> [SOURCE MATERIAL]
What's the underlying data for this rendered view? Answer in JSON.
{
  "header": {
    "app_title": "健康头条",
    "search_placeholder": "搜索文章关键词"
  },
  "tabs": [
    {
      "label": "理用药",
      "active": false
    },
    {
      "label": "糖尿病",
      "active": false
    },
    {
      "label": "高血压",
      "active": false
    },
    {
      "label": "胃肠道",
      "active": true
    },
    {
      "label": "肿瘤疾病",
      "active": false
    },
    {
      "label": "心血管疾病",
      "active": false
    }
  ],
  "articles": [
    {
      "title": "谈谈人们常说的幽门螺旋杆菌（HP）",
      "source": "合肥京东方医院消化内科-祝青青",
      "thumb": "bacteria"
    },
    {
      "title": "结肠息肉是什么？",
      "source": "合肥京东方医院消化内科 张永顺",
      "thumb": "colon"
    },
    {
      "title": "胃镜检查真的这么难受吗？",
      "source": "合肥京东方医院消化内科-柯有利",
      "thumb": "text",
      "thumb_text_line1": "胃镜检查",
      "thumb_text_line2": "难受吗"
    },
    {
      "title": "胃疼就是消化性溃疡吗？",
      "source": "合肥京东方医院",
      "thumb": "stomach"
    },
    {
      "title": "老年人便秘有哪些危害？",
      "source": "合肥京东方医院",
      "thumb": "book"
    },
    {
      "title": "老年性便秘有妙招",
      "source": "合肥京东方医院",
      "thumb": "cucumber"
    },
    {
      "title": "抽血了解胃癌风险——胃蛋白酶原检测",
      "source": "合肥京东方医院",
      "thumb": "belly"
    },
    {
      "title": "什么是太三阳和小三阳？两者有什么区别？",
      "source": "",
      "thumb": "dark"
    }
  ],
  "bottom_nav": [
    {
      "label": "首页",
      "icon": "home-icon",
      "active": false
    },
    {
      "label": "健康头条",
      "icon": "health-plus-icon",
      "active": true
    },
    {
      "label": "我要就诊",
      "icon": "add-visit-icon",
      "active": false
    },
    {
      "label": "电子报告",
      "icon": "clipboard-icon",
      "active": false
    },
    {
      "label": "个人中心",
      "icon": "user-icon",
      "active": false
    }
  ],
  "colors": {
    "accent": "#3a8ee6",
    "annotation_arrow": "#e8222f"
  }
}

> [TASK DETAILS]
Scanning the data above, copy out every line where "合肥京东方医院消化内科" is found.

> [ANSWER SPACE]
      "source": "合肥京东方医院消化内科-祝青青",
      "source": "合肥京东方医院消化内科 张永顺",
      "source": "合肥京东方医院消化内科-柯有利",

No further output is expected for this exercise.